### WORK INSTRUCTIONS:
Copy every line that mentions the word "start".

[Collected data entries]
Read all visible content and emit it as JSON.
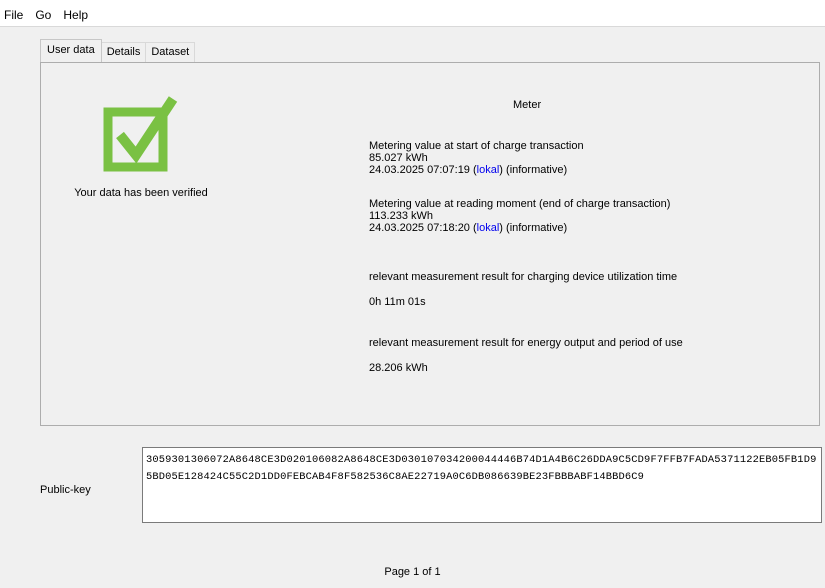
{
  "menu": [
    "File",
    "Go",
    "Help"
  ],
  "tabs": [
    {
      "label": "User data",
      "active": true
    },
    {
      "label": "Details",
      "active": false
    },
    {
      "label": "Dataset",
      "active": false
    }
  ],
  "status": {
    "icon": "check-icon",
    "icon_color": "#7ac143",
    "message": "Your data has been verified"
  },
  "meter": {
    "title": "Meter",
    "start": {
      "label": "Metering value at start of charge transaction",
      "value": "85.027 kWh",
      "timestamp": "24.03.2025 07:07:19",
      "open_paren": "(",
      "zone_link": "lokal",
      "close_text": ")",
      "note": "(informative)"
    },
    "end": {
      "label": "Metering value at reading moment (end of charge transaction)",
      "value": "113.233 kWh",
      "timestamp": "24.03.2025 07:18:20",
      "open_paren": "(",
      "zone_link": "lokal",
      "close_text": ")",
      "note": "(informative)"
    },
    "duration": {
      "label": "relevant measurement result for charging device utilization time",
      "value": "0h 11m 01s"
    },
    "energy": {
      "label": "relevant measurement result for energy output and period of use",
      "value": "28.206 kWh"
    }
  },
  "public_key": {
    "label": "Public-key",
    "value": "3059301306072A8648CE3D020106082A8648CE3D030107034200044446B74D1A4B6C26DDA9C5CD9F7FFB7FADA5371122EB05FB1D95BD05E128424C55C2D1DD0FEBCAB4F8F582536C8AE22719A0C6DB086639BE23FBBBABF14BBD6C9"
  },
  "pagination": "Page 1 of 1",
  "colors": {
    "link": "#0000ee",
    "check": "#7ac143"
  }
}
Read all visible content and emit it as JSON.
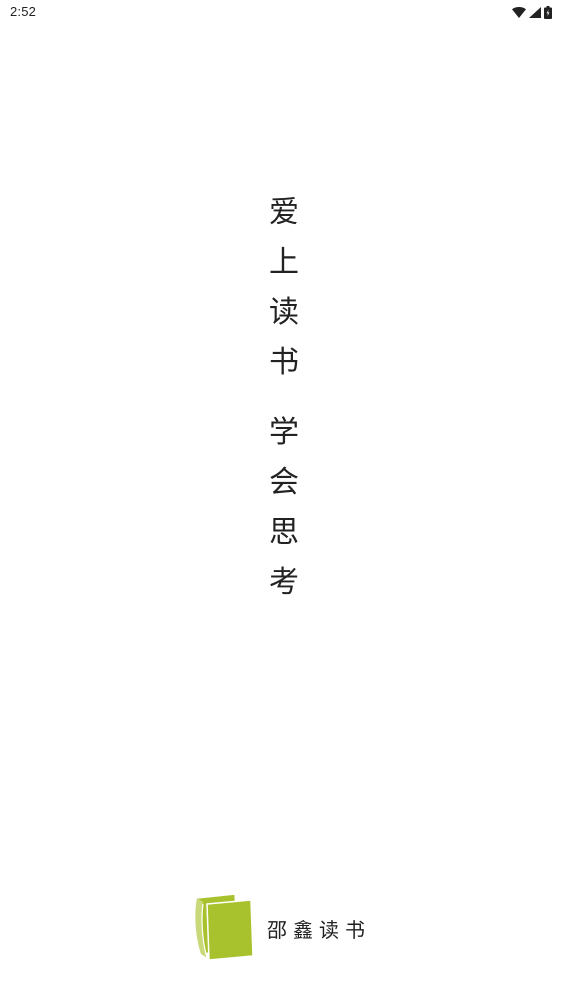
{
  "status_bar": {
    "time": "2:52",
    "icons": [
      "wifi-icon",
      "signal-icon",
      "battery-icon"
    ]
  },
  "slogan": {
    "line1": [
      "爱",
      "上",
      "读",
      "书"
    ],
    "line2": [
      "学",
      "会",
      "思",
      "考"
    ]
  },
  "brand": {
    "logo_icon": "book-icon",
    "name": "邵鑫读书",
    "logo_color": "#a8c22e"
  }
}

* * *

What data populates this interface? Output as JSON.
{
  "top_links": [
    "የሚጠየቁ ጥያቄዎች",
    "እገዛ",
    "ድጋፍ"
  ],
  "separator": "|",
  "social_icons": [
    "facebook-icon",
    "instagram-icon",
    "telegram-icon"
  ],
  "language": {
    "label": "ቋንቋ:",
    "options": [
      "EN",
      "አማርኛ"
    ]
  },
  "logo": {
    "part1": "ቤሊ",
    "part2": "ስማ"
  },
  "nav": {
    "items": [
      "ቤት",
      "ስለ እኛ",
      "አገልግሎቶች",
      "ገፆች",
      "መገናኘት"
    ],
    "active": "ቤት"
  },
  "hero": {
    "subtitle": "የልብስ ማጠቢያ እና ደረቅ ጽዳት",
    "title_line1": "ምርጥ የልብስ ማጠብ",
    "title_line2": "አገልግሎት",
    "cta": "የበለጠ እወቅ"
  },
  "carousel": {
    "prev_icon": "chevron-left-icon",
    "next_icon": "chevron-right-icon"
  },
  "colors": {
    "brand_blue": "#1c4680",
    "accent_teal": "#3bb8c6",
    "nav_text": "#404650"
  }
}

### OUTPUT BELOW:
    "start": {
      "label": "Metering value at start of charge transaction",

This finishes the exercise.